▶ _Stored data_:
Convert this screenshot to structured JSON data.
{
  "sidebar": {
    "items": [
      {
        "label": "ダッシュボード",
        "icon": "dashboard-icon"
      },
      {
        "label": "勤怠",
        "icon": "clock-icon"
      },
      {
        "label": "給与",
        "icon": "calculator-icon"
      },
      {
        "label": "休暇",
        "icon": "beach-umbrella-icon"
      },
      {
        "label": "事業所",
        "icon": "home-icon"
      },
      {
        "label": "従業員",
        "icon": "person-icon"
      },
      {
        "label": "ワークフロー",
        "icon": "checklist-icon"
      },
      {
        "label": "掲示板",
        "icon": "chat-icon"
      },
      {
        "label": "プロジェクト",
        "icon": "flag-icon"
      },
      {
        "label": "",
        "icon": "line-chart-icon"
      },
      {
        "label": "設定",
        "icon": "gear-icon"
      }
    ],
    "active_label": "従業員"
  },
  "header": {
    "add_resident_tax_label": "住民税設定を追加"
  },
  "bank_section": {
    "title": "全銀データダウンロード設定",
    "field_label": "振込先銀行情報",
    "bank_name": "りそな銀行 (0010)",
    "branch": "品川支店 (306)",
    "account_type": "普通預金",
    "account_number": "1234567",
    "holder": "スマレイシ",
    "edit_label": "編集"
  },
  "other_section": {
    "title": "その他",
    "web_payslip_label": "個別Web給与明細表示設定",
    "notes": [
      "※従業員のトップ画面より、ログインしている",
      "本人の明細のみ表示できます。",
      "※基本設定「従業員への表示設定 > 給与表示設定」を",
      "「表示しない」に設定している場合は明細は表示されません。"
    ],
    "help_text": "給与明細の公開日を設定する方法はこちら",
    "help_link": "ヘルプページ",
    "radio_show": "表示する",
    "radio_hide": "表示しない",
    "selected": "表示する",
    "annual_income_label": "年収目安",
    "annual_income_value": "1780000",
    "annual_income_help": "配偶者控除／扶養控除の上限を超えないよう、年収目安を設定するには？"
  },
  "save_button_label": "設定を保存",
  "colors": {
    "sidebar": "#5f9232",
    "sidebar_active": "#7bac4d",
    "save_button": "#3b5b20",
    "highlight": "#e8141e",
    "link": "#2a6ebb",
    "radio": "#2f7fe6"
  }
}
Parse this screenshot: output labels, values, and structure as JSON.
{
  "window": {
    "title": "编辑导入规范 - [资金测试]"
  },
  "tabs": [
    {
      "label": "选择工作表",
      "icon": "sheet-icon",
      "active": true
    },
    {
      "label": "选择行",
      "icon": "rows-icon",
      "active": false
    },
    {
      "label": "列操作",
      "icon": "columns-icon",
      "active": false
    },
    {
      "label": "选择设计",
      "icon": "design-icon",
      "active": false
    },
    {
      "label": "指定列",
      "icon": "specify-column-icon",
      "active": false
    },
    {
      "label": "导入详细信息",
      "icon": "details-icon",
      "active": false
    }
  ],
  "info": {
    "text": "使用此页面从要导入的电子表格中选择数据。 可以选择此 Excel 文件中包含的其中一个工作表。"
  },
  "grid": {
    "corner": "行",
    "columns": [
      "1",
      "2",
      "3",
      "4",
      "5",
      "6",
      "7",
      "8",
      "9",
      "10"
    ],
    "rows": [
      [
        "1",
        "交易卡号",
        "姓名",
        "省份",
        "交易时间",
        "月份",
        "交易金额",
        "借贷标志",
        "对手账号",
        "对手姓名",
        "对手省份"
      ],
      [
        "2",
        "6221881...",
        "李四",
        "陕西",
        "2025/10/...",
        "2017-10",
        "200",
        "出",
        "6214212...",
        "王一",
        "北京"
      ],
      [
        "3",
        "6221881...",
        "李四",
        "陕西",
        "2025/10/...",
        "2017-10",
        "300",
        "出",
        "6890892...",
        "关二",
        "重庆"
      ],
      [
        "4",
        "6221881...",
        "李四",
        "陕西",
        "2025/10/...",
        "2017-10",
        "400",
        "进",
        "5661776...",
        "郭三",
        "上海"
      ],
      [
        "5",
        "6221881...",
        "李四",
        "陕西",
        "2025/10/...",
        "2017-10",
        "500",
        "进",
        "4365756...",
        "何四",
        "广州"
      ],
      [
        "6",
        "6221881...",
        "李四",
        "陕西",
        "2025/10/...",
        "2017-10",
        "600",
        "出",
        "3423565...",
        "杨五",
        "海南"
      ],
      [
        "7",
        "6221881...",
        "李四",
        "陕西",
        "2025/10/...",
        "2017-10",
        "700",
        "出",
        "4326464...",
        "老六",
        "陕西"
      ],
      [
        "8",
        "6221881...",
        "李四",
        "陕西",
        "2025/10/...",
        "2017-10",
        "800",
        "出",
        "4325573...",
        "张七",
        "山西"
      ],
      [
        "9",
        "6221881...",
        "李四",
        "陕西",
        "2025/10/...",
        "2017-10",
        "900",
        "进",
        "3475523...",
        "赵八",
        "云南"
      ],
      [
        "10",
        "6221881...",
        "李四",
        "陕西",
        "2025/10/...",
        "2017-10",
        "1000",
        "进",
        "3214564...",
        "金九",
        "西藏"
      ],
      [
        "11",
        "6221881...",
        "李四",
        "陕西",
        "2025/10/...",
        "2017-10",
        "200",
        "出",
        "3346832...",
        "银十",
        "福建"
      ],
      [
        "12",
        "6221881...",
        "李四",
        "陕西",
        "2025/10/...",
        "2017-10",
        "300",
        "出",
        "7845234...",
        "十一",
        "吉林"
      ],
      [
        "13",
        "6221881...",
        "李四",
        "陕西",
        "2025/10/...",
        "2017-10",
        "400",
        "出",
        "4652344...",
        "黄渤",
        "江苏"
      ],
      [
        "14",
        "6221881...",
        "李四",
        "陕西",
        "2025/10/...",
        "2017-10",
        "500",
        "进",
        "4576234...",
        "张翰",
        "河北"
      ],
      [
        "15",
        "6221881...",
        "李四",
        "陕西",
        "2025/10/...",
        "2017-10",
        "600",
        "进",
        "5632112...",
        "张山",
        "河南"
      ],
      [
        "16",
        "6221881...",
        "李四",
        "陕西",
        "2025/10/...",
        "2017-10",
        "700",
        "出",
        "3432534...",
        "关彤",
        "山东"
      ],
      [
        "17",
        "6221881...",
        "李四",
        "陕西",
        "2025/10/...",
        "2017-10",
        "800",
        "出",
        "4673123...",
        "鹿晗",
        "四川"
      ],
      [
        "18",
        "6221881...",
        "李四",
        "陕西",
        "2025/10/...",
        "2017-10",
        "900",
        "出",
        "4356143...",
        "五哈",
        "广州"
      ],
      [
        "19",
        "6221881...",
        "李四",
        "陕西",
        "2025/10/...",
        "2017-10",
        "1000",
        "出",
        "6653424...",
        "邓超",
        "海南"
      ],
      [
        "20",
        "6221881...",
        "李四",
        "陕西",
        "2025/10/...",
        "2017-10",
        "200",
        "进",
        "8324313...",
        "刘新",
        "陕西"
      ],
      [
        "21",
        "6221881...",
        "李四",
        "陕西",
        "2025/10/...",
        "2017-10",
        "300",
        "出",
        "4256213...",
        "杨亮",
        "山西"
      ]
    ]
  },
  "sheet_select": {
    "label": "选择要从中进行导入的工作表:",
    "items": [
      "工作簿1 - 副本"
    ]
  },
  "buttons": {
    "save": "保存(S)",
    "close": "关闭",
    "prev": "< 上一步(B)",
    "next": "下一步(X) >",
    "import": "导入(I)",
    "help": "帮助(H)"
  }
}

▶ _Stated task_: Set every line of the listing down word for word.

▶ _Result for this exercise_:
Convert this screenshot to structured JSON data.
{
  "sidebar": {
    "items": [
      {
        "label": "ダッシュボード",
        "icon": "dashboard-icon"
      },
      {
        "label": "勤怠",
        "icon": "clock-icon"
      },
      {
        "label": "給与",
        "icon": "calculator-icon"
      },
      {
        "label": "休暇",
        "icon": "beach-umbrella-icon"
      },
      {
        "label": "事業所",
        "icon": "home-icon"
      },
      {
        "label": "従業員",
        "icon": "person-icon"
      },
      {
        "label": "ワークフロー",
        "icon": "checklist-icon"
      },
      {
        "label": "掲示板",
        "icon": "chat-icon"
      },
      {
        "label": "プロジェクト",
        "icon": "flag-icon"
      },
      {
        "label": "",
        "icon": "line-chart-icon"
      },
      {
        "label": "設定",
        "icon": "gear-icon"
      }
    ],
    "active_label": "従業員"
  },
  "header": {
    "add_resident_tax_label": "住民税設定を追加"
  },
  "bank_section": {
    "title": "全銀データダウンロード設定",
    "field_label": "振込先銀行情報",
    "bank_name": "りそな銀行 (0010)",
    "branch": "品川支店 (306)",
    "account_type": "普通預金",
    "account_number": "1234567",
    "holder": "スマレイシ",
    "edit_label": "編集"
  },
  "other_section": {
    "title": "その他",
    "web_payslip_label": "個別Web給与明細表示設定",
    "notes": [
      "※従業員のトップ画面より、ログインしている",
      "本人の明細のみ表示できます。",
      "※基本設定「従業員への表示設定 > 給与表示設定」を",
      "「表示しない」に設定している場合は明細は表示されません。"
    ],
    "help_text": "給与明細の公開日を設定する方法はこちら",
    "help_link": "ヘルプページ",
    "radio_show": "表示する",
    "radio_hide": "表示しない",
    "selected": "表示する",
    "annual_income_label": "年収目安",
    "annual_income_value": "1780000",
    "annual_income_help": "配偶者控除／扶養控除の上限を超えないよう、年収目安を設定するには？"
  },
  "save_button_label": "設定を保存",
  "colors": {
    "sidebar": "#5f9232",
    "sidebar_active": "#7bac4d",
    "save_button": "#3b5b20",
    "highlight": "#e8141e",
    "link": "#2a6ebb",
    "radio": "#2f7fe6"
  }
}
Parse this screenshot: output labels, values, and structure as JSON.
{
  "window": {
    "title": "编辑导入规范 - [资金测试]"
  },
  "tabs": [
    {
      "label": "选择工作表",
      "icon": "sheet-icon",
      "active": true
    },
    {
      "label": "选择行",
      "icon": "rows-icon",
      "active": false
    },
    {
      "label": "列操作",
      "icon": "columns-icon",
      "active": false
    },
    {
      "label": "选择设计",
      "icon": "design-icon",
      "active": false
    },
    {
      "label": "指定列",
      "icon": "specify-column-icon",
      "active": false
    },
    {
      "label": "导入详细信息",
      "icon": "details-icon",
      "active": false
    }
  ],
  "info": {
    "text": "使用此页面从要导入的电子表格中选择数据。 可以选择此 Excel 文件中包含的其中一个工作表。"
  },
  "grid": {
    "corner": "行",
    "columns": [
      "1",
      "2",
      "3",
      "4",
      "5",
      "6",
      "7",
      "8",
      "9",
      "10"
    ],
    "rows": [
      [
        "1",
        "交易卡号",
        "姓名",
        "省份",
        "交易时间",
        "月份",
        "交易金额",
        "借贷标志",
        "对手账号",
        "对手姓名",
        "对手省份"
      ],
      [
        "2",
        "6221881...",
        "李四",
        "陕西",
        "2025/10/...",
        "2017-10",
        "200",
        "出",
        "6214212...",
        "王一",
        "北京"
      ],
      [
        "3",
        "6221881...",
        "李四",
        "陕西",
        "2025/10/...",
        "2017-10",
        "300",
        "出",
        "6890892...",
        "关二",
        "重庆"
      ],
      [
        "4",
        "6221881...",
        "李四",
        "陕西",
        "2025/10/...",
        "2017-10",
        "400",
        "进",
        "5661776...",
        "郭三",
        "上海"
      ],
      [
        "5",
        "6221881...",
        "李四",
        "陕西",
        "2025/10/...",
        "2017-10",
        "500",
        "进",
        "4365756...",
        "何四",
        "广州"
      ],
      [
        "6",
        "6221881...",
        "李四",
        "陕西",
        "2025/10/...",
        "2017-10",
        "600",
        "出",
        "3423565...",
        "杨五",
        "海南"
      ],
      [
        "7",
        "6221881...",
        "李四",
        "陕西",
        "2025/10/...",
        "2017-10",
        "700",
        "出",
        "4326464...",
        "老六",
        "陕西"
      ],
      [
        "8",
        "6221881...",
        "李四",
        "陕西",
        "2025/10/...",
        "2017-10",
        "800",
        "出",
        "4325573...",
        "张七",
        "山西"
      ],
      [
        "9",
        "6221881...",
        "李四",
        "陕西",
        "2025/10/...",
        "2017-10",
        "900",
        "进",
        "3475523...",
        "赵八",
        "云南"
      ],
      [
        "10",
        "6221881...",
        "李四",
        "陕西",
        "2025/10/...",
        "2017-10",
        "1000",
        "进",
        "3214564...",
        "金九",
        "西藏"
      ],
      [
        "11",
        "6221881...",
        "李四",
        "陕西",
        "2025/10/...",
        "2017-10",
        "200",
        "出",
        "3346832...",
        "银十",
        "福建"
      ],
      [
        "12",
        "6221881...",
        "李四",
        "陕西",
        "2025/10/...",
        "2017-10",
        "300",
        "出",
        "7845234...",
        "十一",
        "吉林"
      ],
      [
        "13",
        "6221881...",
        "李四",
        "陕西",
        "2025/10/...",
        "2017-10",
        "400",
        "出",
        "4652344...",
        "黄渤",
        "江苏"
      ],
      [
        "14",
        "6221881...",
        "李四",
        "陕西",
        "2025/10/...",
        "2017-10",
        "500",
        "进",
        "4576234...",
        "张翰",
        "河北"
      ],
      [
        "15",
        "6221881...",
        "李四",
        "陕西",
        "2025/10/...",
        "2017-10",
        "600",
        "进",
        "5632112...",
        "张山",
        "河南"
      ],
      [
        "16",
        "6221881...",
        "李四",
        "陕西",
        "2025/10/...",
        "2017-10",
        "700",
        "出",
        "3432534...",
        "关彤",
        "山东"
      ],
      [
        "17",
        "6221881...",
        "李四",
        "陕西",
        "2025/10/...",
        "2017-10",
        "800",
        "出",
        "4673123...",
        "鹿晗",
        "四川"
      ],
      [
        "18",
        "6221881...",
        "李四",
        "陕西",
        "2025/10/...",
        "2017-10",
        "900",
        "出",
        "4356143...",
        "五哈",
        "广州"
      ],
      [
        "19",
        "6221881...",
        "李四",
        "陕西",
        "2025/10/...",
        "2017-10",
        "1000",
        "出",
        "6653424...",
        "邓超",
        "海南"
      ],
      [
        "20",
        "6221881...",
        "李四",
        "陕西",
        "2025/10/...",
        "2017-10",
        "200",
        "进",
        "8324313...",
        "刘新",
        "陕西"
      ],
      [
        "21",
        "6221881...",
        "李四",
        "陕西",
        "2025/10/...",
        "2017-10",
        "300",
        "出",
        "4256213...",
        "杨亮",
        "山西"
      ]
    ]
  },
  "sheet_select": {
    "label": "选择要从中进行导入的工作表:",
    "items": [
      "工作簿1 - 副本"
    ]
  },
  "buttons": {
    "save": "保存(S)",
    "close": "关闭",
    "prev": "< 上一步(B)",
    "next": "下一步(X) >",
    "import": "导入(I)",
    "help": "帮助(H)"
  }
}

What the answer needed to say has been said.